Data items
* Begin *

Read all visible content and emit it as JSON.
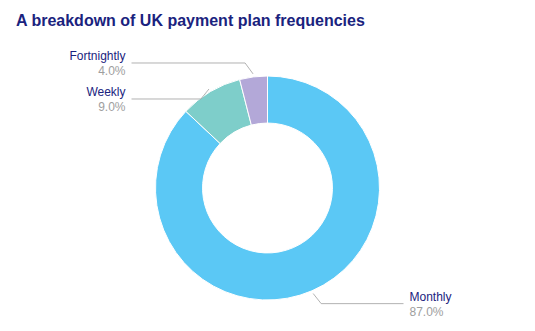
{
  "chart_data": {
    "type": "donut",
    "title": "A breakdown of UK payment plan frequencies",
    "categories": [
      "Monthly",
      "Weekly",
      "Fortnightly"
    ],
    "values": [
      87.0,
      9.0,
      4.0
    ],
    "value_labels": [
      "87.0%",
      "9.0%",
      "4.0%"
    ],
    "colors": [
      "#5bc8f5",
      "#7ececa",
      "#b3a8d8"
    ],
    "data_labels": true
  }
}
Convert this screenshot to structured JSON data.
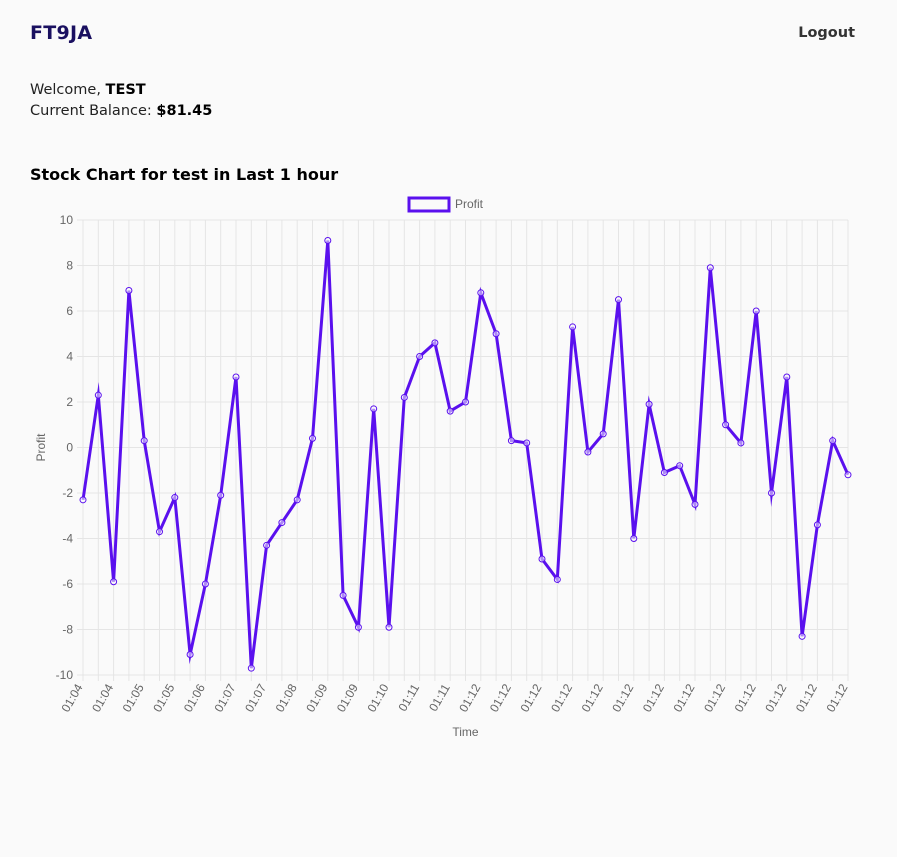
{
  "header": {
    "brand": "FT9JA",
    "logout_label": "Logout"
  },
  "account": {
    "welcome_prefix": "Welcome, ",
    "username": "TEST",
    "balance_prefix": "Current Balance: ",
    "balance": "$81.45"
  },
  "chart_title": "Stock Chart for test in Last 1 hour",
  "colors": {
    "line": "#5a10ee",
    "point_fill": "#ffffff",
    "grid": "#e5e5e5",
    "brand": "#1a1060"
  },
  "chart_data": {
    "type": "line",
    "title": "",
    "xlabel": "Time",
    "ylabel": "Profit",
    "ylim": [
      -10,
      10
    ],
    "yticks": [
      10,
      8,
      6,
      4,
      2,
      0,
      -2,
      -4,
      -6,
      -8,
      -10
    ],
    "ytick_labels": [
      "10",
      "8",
      "6",
      "4",
      "2",
      "0",
      "-2",
      "-4",
      "-6",
      "-8",
      "-10"
    ],
    "legend": {
      "position": "top-center"
    },
    "grid": true,
    "x": [
      "01:04",
      "01:04",
      "01:04",
      "01:04",
      "01:05",
      "01:05",
      "01:05",
      "01:06",
      "01:06",
      "01:06",
      "01:07",
      "01:07",
      "01:07",
      "01:08",
      "01:08",
      "01:08",
      "01:09",
      "01:09",
      "01:09",
      "01:10",
      "01:10",
      "01:10",
      "01:11",
      "01:11",
      "01:11",
      "01:12",
      "01:12",
      "01:12",
      "01:12",
      "01:12",
      "01:12",
      "01:12",
      "01:12",
      "01:12",
      "01:12",
      "01:12",
      "01:12",
      "01:12",
      "01:12",
      "01:12",
      "01:12",
      "01:12",
      "01:12",
      "01:12",
      "01:12",
      "01:12",
      "01:12",
      "01:12",
      "01:12",
      "01:12",
      "01:12"
    ],
    "series": [
      {
        "name": "Profit",
        "values": [
          -2.3,
          2.3,
          -5.9,
          6.9,
          0.3,
          -3.7,
          -2.2,
          -9.1,
          -6.0,
          -2.1,
          3.1,
          -9.7,
          -4.3,
          -3.3,
          -2.3,
          0.4,
          9.1,
          -6.5,
          -7.9,
          1.7,
          -7.9,
          2.2,
          4.0,
          4.6,
          1.6,
          2.0,
          6.8,
          5.0,
          0.3,
          0.2,
          -4.9,
          -5.8,
          5.3,
          -0.2,
          0.6,
          6.5,
          -4.0,
          1.9,
          -1.1,
          -0.8,
          -2.5,
          7.9,
          1.0,
          0.2,
          6.0,
          -2.0,
          3.1,
          -8.3,
          -3.4,
          0.3,
          -1.2
        ]
      }
    ]
  }
}
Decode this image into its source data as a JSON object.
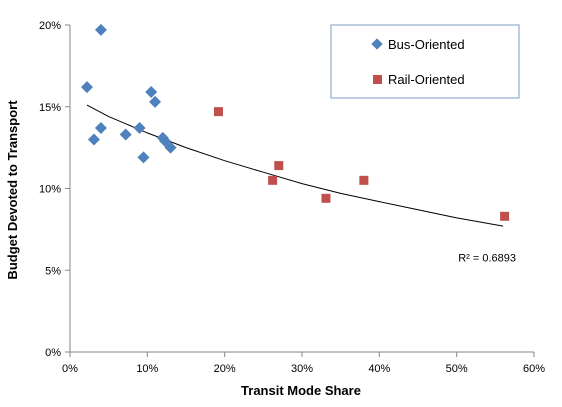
{
  "chart_data": {
    "type": "scatter",
    "xlabel": "Transit Mode Share",
    "ylabel": "Budget Devoted to Transport",
    "xlim": [
      0,
      0.6
    ],
    "ylim": [
      0,
      0.2
    ],
    "x_ticks": [
      {
        "value": 0.0,
        "label": "0%"
      },
      {
        "value": 0.1,
        "label": "10%"
      },
      {
        "value": 0.2,
        "label": "20%"
      },
      {
        "value": 0.3,
        "label": "30%"
      },
      {
        "value": 0.4,
        "label": "40%"
      },
      {
        "value": 0.5,
        "label": "50%"
      },
      {
        "value": 0.6,
        "label": "60%"
      }
    ],
    "y_ticks": [
      {
        "value": 0.0,
        "label": "0%"
      },
      {
        "value": 0.05,
        "label": "5%"
      },
      {
        "value": 0.1,
        "label": "10%"
      },
      {
        "value": 0.15,
        "label": "15%"
      },
      {
        "value": 0.2,
        "label": "20%"
      }
    ],
    "grid": false,
    "legend_position": "top-right",
    "series": [
      {
        "name": "Bus-Oriented",
        "marker": "diamond",
        "color": "#4F81BD",
        "points": [
          {
            "x": 0.04,
            "y": 0.197
          },
          {
            "x": 0.022,
            "y": 0.162
          },
          {
            "x": 0.105,
            "y": 0.159
          },
          {
            "x": 0.11,
            "y": 0.153
          },
          {
            "x": 0.04,
            "y": 0.137
          },
          {
            "x": 0.09,
            "y": 0.137
          },
          {
            "x": 0.072,
            "y": 0.133
          },
          {
            "x": 0.031,
            "y": 0.13
          },
          {
            "x": 0.12,
            "y": 0.131
          },
          {
            "x": 0.123,
            "y": 0.129
          },
          {
            "x": 0.13,
            "y": 0.125
          },
          {
            "x": 0.095,
            "y": 0.119
          }
        ]
      },
      {
        "name": "Rail-Oriented",
        "marker": "square",
        "color": "#C0504D",
        "points": [
          {
            "x": 0.192,
            "y": 0.147
          },
          {
            "x": 0.27,
            "y": 0.114
          },
          {
            "x": 0.262,
            "y": 0.105
          },
          {
            "x": 0.38,
            "y": 0.105
          },
          {
            "x": 0.331,
            "y": 0.094
          },
          {
            "x": 0.562,
            "y": 0.083
          }
        ]
      }
    ],
    "trendline": {
      "type": "power-like curve",
      "color": "#000000",
      "points": [
        {
          "x": 0.022,
          "y": 0.151
        },
        {
          "x": 0.05,
          "y": 0.144
        },
        {
          "x": 0.1,
          "y": 0.134
        },
        {
          "x": 0.15,
          "y": 0.125
        },
        {
          "x": 0.2,
          "y": 0.117
        },
        {
          "x": 0.25,
          "y": 0.11
        },
        {
          "x": 0.3,
          "y": 0.103
        },
        {
          "x": 0.35,
          "y": 0.097
        },
        {
          "x": 0.4,
          "y": 0.092
        },
        {
          "x": 0.45,
          "y": 0.087
        },
        {
          "x": 0.5,
          "y": 0.082
        },
        {
          "x": 0.56,
          "y": 0.077
        }
      ]
    },
    "annotation": {
      "text": "R² = 0.6893",
      "x": 0.502,
      "y": 0.0555
    }
  }
}
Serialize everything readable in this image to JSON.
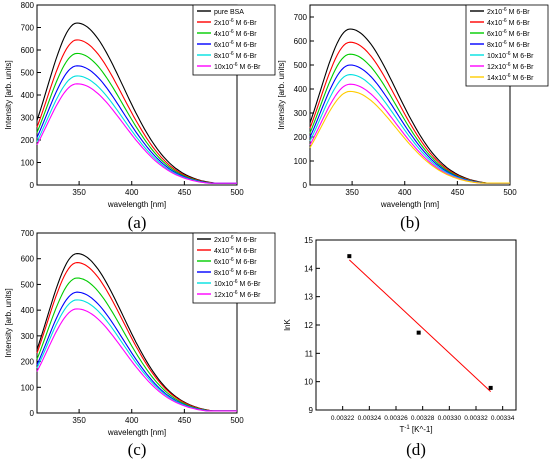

* End *

Set exercise:
Leave out the pictures and output the rest of the material exactly as written.

Answer to this exercise:
Read all visible content and emit it as JSON.
{
  "chart_data": {
    "type": "donut",
    "title": "A breakdown of UK payment plan frequencies",
    "categories": [
      "Monthly",
      "Weekly",
      "Fortnightly"
    ],
    "values": [
      87.0,
      9.0,
      4.0
    ],
    "value_labels": [
      "87.0%",
      "9.0%",
      "4.0%"
    ],
    "colors": [
      "#5bc8f5",
      "#7ececa",
      "#b3a8d8"
    ],
    "data_labels": true
  }
}
Convert this screenshot to structured JSON data.
{
  "header": {
    "brand": "FT9JA",
    "logout_label": "Logout"
  },
  "account": {
    "welcome_prefix": "Welcome, ",
    "username": "TEST",
    "balance_prefix": "Current Balance: ",
    "balance": "$81.45"
  },
  "chart_title": "Stock Chart for test in Last 1 hour",
  "colors": {
    "line": "#5a10ee",
    "point_fill": "#ffffff",
    "grid": "#e5e5e5",
    "brand": "#1a1060"
  },
  "chart_data": {
    "type": "line",
    "title": "",
    "xlabel": "Time",
    "ylabel": "Profit",
    "ylim": [
      -10,
      10
    ],
    "yticks": [
      10,
      8,
      6,
      4,
      2,
      0,
      -2,
      -4,
      -6,
      -8,
      -10
    ],
    "ytick_labels": [
      "10",
      "8",
      "6",
      "4",
      "2",
      "0",
      "-2",
      "-4",
      "-6",
      "-8",
      "-10"
    ],
    "legend": {
      "position": "top-center"
    },
    "grid": true,
    "x": [
      "01:04",
      "01:04",
      "01:04",
      "01:04",
      "01:05",
      "01:05",
      "01:05",
      "01:06",
      "01:06",
      "01:06",
      "01:07",
      "01:07",
      "01:07",
      "01:08",
      "01:08",
      "01:08",
      "01:09",
      "01:09",
      "01:09",
      "01:10",
      "01:10",
      "01:10",
      "01:11",
      "01:11",
      "01:11",
      "01:12",
      "01:12",
      "01:12",
      "01:12",
      "01:12",
      "01:12",
      "01:12",
      "01:12",
      "01:12",
      "01:12",
      "01:12",
      "01:12",
      "01:12",
      "01:12",
      "01:12",
      "01:12",
      "01:12",
      "01:12",
      "01:12",
      "01:12",
      "01:12",
      "01:12",
      "01:12",
      "01:12",
      "01:12",
      "01:12"
    ],
    "series": [
      {
        "name": "Profit",
        "values": [
          -2.3,
          2.3,
          -5.9,
          6.9,
          0.3,
          -3.7,
          -2.2,
          -9.1,
          -6.0,
          -2.1,
          3.1,
          -9.7,
          -4.3,
          -3.3,
          -2.3,
          0.4,
          9.1,
          -6.5,
          -7.9,
          1.7,
          -7.9,
          2.2,
          4.0,
          4.6,
          1.6,
          2.0,
          6.8,
          5.0,
          0.3,
          0.2,
          -4.9,
          -5.8,
          5.3,
          -0.2,
          0.6,
          6.5,
          -4.0,
          1.9,
          -1.1,
          -0.8,
          -2.5,
          7.9,
          1.0,
          0.2,
          6.0,
          -2.0,
          3.1,
          -8.3,
          -3.4,
          0.3,
          -1.2
        ]
      }
    ]
  }
}
Decode this image into its source data as a JSON object.
{
  "chart_data": {
    "type": "scatter",
    "xlabel": "Transit Mode Share",
    "ylabel": "Budget Devoted to Transport",
    "xlim": [
      0,
      0.6
    ],
    "ylim": [
      0,
      0.2
    ],
    "x_ticks": [
      {
        "value": 0.0,
        "label": "0%"
      },
      {
        "value": 0.1,
        "label": "10%"
      },
      {
        "value": 0.2,
        "label": "20%"
      },
      {
        "value": 0.3,
        "label": "30%"
      },
      {
        "value": 0.4,
        "label": "40%"
      },
      {
        "value": 0.5,
        "label": "50%"
      },
      {
        "value": 0.6,
        "label": "60%"
      }
    ],
    "y_ticks": [
      {
        "value": 0.0,
        "label": "0%"
      },
      {
        "value": 0.05,
        "label": "5%"
      },
      {
        "value": 0.1,
        "label": "10%"
      },
      {
        "value": 0.15,
        "label": "15%"
      },
      {
        "value": 0.2,
        "label": "20%"
      }
    ],
    "grid": false,
    "legend_position": "top-right",
    "series": [
      {
        "name": "Bus-Oriented",
        "marker": "diamond",
        "color": "#4F81BD",
        "points": [
          {
            "x": 0.04,
            "y": 0.197
          },
          {
            "x": 0.022,
            "y": 0.162
          },
          {
            "x": 0.105,
            "y": 0.159
          },
          {
            "x": 0.11,
            "y": 0.153
          },
          {
            "x": 0.04,
            "y": 0.137
          },
          {
            "x": 0.09,
            "y": 0.137
          },
          {
            "x": 0.072,
            "y": 0.133
          },
          {
            "x": 0.031,
            "y": 0.13
          },
          {
            "x": 0.12,
            "y": 0.131
          },
          {
            "x": 0.123,
            "y": 0.129
          },
          {
            "x": 0.13,
            "y": 0.125
          },
          {
            "x": 0.095,
            "y": 0.119
          }
        ]
      },
      {
        "name": "Rail-Oriented",
        "marker": "square",
        "color": "#C0504D",
        "points": [
          {
            "x": 0.192,
            "y": 0.147
          },
          {
            "x": 0.27,
            "y": 0.114
          },
          {
            "x": 0.262,
            "y": 0.105
          },
          {
            "x": 0.38,
            "y": 0.105
          },
          {
            "x": 0.331,
            "y": 0.094
          },
          {
            "x": 0.562,
            "y": 0.083
          }
        ]
      }
    ],
    "trendline": {
      "type": "power-like curve",
      "color": "#000000",
      "points": [
        {
          "x": 0.022,
          "y": 0.151
        },
        {
          "x": 0.05,
          "y": 0.144
        },
        {
          "x": 0.1,
          "y": 0.134
        },
        {
          "x": 0.15,
          "y": 0.125
        },
        {
          "x": 0.2,
          "y": 0.117
        },
        {
          "x": 0.25,
          "y": 0.11
        },
        {
          "x": 0.3,
          "y": 0.103
        },
        {
          "x": 0.35,
          "y": 0.097
        },
        {
          "x": 0.4,
          "y": 0.092
        },
        {
          "x": 0.45,
          "y": 0.087
        },
        {
          "x": 0.5,
          "y": 0.082
        },
        {
          "x": 0.56,
          "y": 0.077
        }
      ]
    },
    "annotation": {
      "text": "R² = 0.6893",
      "x": 0.502,
      "y": 0.0555
    }
  }
}
Serialize everything readable in this image to JSON.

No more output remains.